- **Goal**: Extract exactly and only the lines of the data below, starting at the line with "Read this page and output its text content." and stopping after the final line.
**** Material provided
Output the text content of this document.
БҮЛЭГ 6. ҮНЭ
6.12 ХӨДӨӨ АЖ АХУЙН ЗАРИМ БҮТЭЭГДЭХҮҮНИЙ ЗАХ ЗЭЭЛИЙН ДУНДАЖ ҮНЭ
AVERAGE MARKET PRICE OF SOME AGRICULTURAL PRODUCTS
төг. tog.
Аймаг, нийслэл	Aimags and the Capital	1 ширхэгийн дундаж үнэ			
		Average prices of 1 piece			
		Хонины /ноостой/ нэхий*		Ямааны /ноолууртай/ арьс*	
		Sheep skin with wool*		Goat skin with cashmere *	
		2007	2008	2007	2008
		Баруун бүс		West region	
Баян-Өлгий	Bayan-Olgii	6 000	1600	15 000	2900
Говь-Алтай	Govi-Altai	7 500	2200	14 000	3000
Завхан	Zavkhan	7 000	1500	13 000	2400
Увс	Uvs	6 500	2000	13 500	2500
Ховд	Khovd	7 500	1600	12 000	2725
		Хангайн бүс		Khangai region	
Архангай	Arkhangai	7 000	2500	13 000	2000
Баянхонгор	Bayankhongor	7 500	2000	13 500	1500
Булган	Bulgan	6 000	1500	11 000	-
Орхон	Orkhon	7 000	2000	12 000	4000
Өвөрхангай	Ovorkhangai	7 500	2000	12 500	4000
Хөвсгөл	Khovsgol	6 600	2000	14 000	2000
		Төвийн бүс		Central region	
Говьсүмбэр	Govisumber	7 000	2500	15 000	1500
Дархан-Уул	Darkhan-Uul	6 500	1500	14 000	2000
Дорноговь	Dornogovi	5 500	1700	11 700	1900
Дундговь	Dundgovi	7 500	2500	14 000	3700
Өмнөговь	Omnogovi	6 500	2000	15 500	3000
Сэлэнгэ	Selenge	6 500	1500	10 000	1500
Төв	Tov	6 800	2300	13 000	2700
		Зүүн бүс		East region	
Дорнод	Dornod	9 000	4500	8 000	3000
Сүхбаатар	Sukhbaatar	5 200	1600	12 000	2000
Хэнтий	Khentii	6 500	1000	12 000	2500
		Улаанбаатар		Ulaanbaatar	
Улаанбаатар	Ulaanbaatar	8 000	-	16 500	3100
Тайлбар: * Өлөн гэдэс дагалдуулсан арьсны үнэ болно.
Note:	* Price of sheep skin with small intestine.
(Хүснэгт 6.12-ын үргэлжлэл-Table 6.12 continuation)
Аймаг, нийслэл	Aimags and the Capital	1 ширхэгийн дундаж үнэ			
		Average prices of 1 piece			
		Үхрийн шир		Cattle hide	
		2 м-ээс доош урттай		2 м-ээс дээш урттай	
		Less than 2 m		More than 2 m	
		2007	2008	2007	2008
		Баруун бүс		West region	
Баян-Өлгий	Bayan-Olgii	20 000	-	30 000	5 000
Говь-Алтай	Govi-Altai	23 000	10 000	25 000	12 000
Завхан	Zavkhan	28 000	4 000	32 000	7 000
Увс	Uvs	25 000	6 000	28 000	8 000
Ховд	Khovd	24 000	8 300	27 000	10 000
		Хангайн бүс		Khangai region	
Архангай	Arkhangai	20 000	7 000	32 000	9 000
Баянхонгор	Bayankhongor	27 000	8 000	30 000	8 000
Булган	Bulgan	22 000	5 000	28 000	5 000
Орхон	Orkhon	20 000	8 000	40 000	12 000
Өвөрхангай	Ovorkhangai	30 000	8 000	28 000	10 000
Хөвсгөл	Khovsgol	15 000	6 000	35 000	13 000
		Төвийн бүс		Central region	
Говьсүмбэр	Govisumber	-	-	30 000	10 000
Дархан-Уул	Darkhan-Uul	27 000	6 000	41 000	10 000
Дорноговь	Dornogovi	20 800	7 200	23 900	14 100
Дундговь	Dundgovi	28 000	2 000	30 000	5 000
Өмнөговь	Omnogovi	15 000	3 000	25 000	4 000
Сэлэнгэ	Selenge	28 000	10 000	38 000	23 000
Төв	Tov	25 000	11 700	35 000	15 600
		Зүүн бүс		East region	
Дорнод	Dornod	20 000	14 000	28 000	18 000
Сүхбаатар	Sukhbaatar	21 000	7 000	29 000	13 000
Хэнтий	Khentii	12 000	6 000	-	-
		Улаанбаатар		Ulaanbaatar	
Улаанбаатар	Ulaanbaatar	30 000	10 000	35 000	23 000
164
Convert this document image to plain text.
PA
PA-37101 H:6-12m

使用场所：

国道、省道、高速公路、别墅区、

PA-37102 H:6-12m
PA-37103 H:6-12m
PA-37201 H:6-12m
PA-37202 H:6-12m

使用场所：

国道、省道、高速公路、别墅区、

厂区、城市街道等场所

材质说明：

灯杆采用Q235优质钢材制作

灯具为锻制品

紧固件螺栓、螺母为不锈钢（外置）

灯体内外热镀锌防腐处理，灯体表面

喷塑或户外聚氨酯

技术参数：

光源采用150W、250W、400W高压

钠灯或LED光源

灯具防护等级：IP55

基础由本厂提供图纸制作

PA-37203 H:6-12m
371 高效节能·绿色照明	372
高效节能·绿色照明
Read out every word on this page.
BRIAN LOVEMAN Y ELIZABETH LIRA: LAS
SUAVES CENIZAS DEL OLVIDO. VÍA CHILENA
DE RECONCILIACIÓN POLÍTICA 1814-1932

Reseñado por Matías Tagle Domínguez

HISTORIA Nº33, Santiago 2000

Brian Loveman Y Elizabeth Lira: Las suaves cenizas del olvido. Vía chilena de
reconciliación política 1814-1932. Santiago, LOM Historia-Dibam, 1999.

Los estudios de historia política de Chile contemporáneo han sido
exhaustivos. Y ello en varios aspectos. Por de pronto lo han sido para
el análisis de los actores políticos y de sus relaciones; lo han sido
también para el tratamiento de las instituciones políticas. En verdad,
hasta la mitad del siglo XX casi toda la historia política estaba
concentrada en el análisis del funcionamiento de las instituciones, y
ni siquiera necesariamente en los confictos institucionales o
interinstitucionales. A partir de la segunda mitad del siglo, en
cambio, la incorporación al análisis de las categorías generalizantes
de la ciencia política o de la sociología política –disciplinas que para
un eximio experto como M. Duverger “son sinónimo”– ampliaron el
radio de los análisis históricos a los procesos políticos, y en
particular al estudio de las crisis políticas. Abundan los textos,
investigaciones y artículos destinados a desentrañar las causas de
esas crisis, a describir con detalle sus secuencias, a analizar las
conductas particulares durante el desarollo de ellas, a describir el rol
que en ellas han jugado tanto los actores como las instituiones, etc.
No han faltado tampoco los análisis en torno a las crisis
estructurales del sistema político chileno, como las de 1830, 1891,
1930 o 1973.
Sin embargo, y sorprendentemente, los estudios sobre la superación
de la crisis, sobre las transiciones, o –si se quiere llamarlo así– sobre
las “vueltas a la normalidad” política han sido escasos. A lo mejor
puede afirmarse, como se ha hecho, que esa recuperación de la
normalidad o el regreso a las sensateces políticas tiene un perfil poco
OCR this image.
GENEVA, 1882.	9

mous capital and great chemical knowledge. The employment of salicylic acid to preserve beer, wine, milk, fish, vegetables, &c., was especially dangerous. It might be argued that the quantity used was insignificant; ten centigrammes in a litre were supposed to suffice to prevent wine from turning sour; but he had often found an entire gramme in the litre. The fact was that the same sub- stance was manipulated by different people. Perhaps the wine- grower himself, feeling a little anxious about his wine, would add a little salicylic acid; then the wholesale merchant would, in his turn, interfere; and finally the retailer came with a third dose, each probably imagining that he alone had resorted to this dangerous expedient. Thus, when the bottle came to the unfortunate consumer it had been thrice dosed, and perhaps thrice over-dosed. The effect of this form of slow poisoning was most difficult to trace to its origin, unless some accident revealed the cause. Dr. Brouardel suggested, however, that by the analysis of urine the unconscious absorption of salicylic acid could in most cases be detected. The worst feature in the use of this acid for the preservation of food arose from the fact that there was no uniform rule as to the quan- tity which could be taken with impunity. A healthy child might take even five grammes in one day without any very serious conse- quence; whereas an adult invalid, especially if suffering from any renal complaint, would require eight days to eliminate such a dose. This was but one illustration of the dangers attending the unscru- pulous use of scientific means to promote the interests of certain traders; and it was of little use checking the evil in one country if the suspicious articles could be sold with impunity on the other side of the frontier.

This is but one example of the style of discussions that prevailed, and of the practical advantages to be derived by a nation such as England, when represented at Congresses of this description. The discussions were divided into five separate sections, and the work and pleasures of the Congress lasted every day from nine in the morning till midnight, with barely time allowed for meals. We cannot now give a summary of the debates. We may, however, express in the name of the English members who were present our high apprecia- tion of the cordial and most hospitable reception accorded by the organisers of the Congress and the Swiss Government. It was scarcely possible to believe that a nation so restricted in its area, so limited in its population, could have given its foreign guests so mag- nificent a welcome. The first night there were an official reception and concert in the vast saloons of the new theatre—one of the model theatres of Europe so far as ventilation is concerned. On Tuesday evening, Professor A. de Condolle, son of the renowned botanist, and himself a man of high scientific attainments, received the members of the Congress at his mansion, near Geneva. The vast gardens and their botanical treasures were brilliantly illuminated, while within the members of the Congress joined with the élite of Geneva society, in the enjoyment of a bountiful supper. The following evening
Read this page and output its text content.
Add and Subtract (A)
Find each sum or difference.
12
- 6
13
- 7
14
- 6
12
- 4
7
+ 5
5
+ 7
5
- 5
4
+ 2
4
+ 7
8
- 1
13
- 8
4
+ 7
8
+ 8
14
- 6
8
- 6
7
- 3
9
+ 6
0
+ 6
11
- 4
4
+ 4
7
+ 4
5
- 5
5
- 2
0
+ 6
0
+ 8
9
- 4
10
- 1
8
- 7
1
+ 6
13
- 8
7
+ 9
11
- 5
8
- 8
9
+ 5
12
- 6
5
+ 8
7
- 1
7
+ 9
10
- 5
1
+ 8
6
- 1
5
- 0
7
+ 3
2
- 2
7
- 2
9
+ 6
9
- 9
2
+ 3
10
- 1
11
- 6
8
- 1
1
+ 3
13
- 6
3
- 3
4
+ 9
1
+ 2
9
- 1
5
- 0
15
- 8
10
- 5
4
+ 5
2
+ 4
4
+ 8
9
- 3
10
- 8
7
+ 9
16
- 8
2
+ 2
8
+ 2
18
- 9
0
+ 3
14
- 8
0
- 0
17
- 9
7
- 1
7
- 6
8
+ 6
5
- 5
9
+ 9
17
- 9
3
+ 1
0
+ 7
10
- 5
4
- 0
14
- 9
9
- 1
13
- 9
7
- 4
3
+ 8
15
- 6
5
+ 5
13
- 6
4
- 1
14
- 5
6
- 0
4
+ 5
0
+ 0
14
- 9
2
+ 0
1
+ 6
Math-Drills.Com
********
- **Response to the task**:
Read this page and output its text content.
Add and Subtract (A)
Find each sum or difference.
12
- 6
13
- 7
14
- 6
12
- 4
7
+ 5
5
+ 7
5
- 5
4
+ 2
4
+ 7
8
- 1
13
- 8
4
+ 7
8
+ 8
14
- 6
8
- 6
7
- 3
9
+ 6
0
+ 6
11
- 4
4
+ 4
7
+ 4
5
- 5
5
- 2
0
+ 6
0
+ 8
9
- 4
10
- 1
8
- 7
1
+ 6
13
- 8
7
+ 9
11
- 5
8
- 8
9
+ 5
12
- 6
5
+ 8
7
- 1
7
+ 9
10
- 5
1
+ 8
6
- 1
5
- 0
7
+ 3
2
- 2
7
- 2
9
+ 6
9
- 9
2
+ 3
10
- 1
11
- 6
8
- 1
1
+ 3
13
- 6
3
- 3
4
+ 9
1
+ 2
9
- 1
5
- 0
15
- 8
10
- 5
4
+ 5
2
+ 4
4
+ 8
9
- 3
10
- 8
7
+ 9
16
- 8
2
+ 2
8
+ 2
18
- 9
0
+ 3
14
- 8
0
- 0
17
- 9
7
- 1
7
- 6
8
+ 6
5
- 5
9
+ 9
17
- 9
3
+ 1
0
+ 7
10
- 5
4
- 0
14
- 9
9
- 1
13
- 9
7
- 4
3
+ 8
15
- 6
5
+ 5
13
- 6
4
- 1
14
- 5
6
- 0
4
+ 5
0
+ 0
14
- 9
2
+ 0
1
+ 6
Math-Drills.Com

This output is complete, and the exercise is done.